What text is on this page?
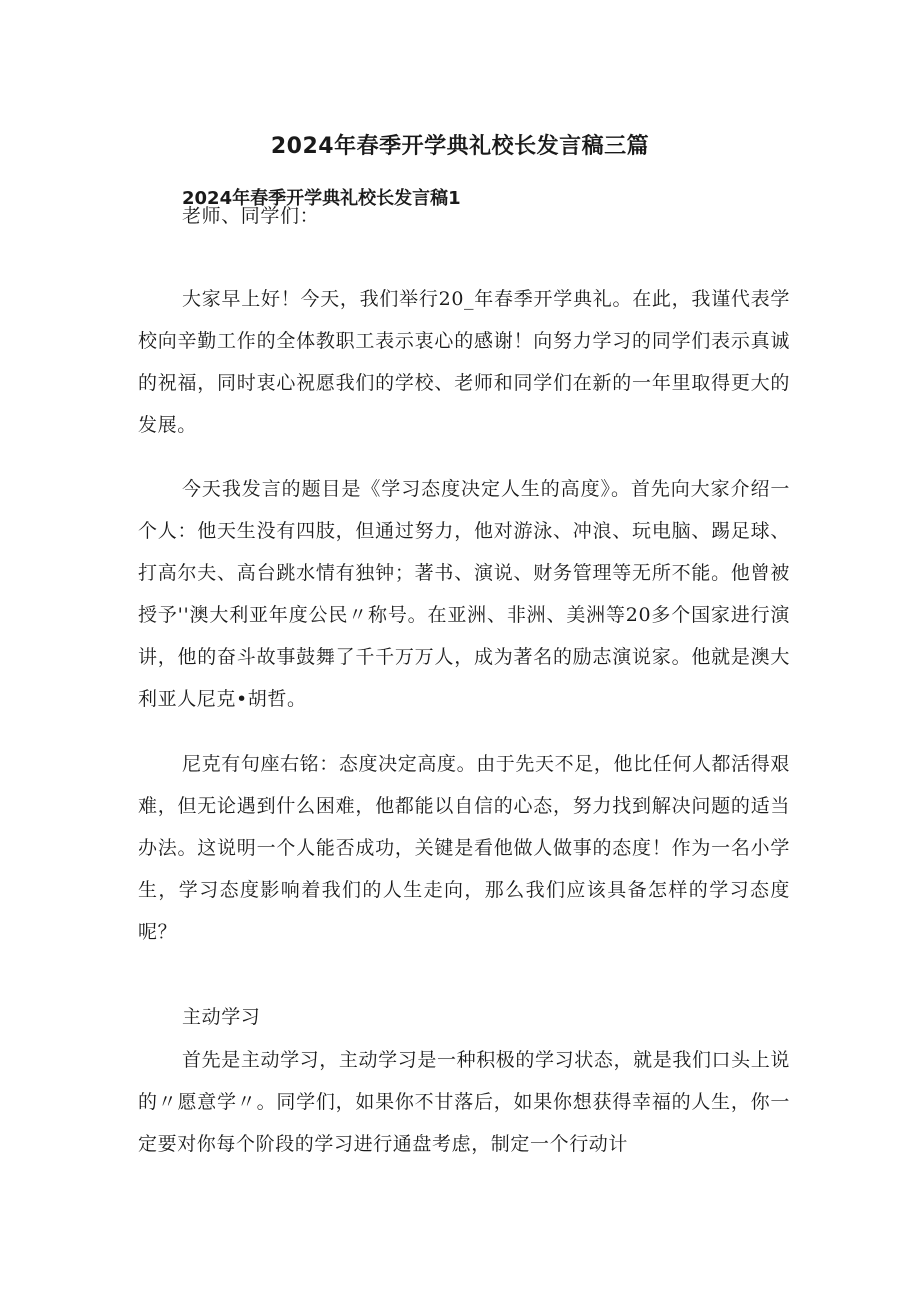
2024年春季开学典礼校长发言稿三篇
2024年春季开学典礼校长发言稿1

老师、同学们：

大家早上好！今天，我们举行20_年春季开学典礼。在此，我谨代表学校向辛勤工作的全体教职工表示衷心的感谢！向努力学习的同学们表示真诚的祝福，同时衷心祝愿我们的学校、老师和同学们在新的一年里取得更大的发展。

今天我发言的题目是《学习态度决定人生的高度》。首先向大家介绍一个人：他天生没有四肢，但通过努力，他对游泳、冲浪、玩电脑、踢足球、打高尔夫、高台跳水情有独钟；著书、演说、财务管理等无所不能。他曾被授予''澳大利亚年度公民〃称号。在亚洲、非洲、美洲等20多个国家进行演讲，他的奋斗故事鼓舞了千千万万人，成为著名的励志演说家。他就是澳大利亚人尼克•胡哲。

尼克有句座右铭：态度决定高度。由于先天不足，他比任何人都活得艰难，但无论遇到什么困难，他都能以自信的心态，努力找到解决问题的适当办法。这说明一个人能否成功，关键是看他做人做事的态度！作为一名小学生，学习态度影响着我们的人生走向，那么我们应该具备怎样的学习态度呢？

主动学习

首先是主动学习，主动学习是一种积极的学习状态，就是我们口头上说的〃愿意学〃。同学们，如果你不甘落后，如果你想获得幸福的人生，你一定要对你每个阶段的学习进行通盘考虑，制定一个行动计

__Given request__:
Every line is to be duplicated exactly, though pictures stay out.

__Solution__:
What text is on this page?
2024年春季开学典礼校长发言稿三篇
2024年春季开学典礼校长发言稿1

老师、同学们：

大家早上好！今天，我们举行20_年春季开学典礼。在此，我谨代表学校向辛勤工作的全体教职工表示衷心的感谢！向努力学习的同学们表示真诚的祝福，同时衷心祝愿我们的学校、老师和同学们在新的一年里取得更大的发展。

今天我发言的题目是《学习态度决定人生的高度》。首先向大家介绍一个人：他天生没有四肢，但通过努力，他对游泳、冲浪、玩电脑、踢足球、打高尔夫、高台跳水情有独钟；著书、演说、财务管理等无所不能。他曾被授予''澳大利亚年度公民〃称号。在亚洲、非洲、美洲等20多个国家进行演讲，他的奋斗故事鼓舞了千千万万人，成为著名的励志演说家。他就是澳大利亚人尼克•胡哲。

尼克有句座右铭：态度决定高度。由于先天不足，他比任何人都活得艰难，但无论遇到什么困难，他都能以自信的心态，努力找到解决问题的适当办法。这说明一个人能否成功，关键是看他做人做事的态度！作为一名小学生，学习态度影响着我们的人生走向，那么我们应该具备怎样的学习态度呢？

主动学习

首先是主动学习，主动学习是一种积极的学习状态，就是我们口头上说的〃愿意学〃。同学们，如果你不甘落后，如果你想获得幸福的人生，你一定要对你每个阶段的学习进行通盘考虑，制定一个行动计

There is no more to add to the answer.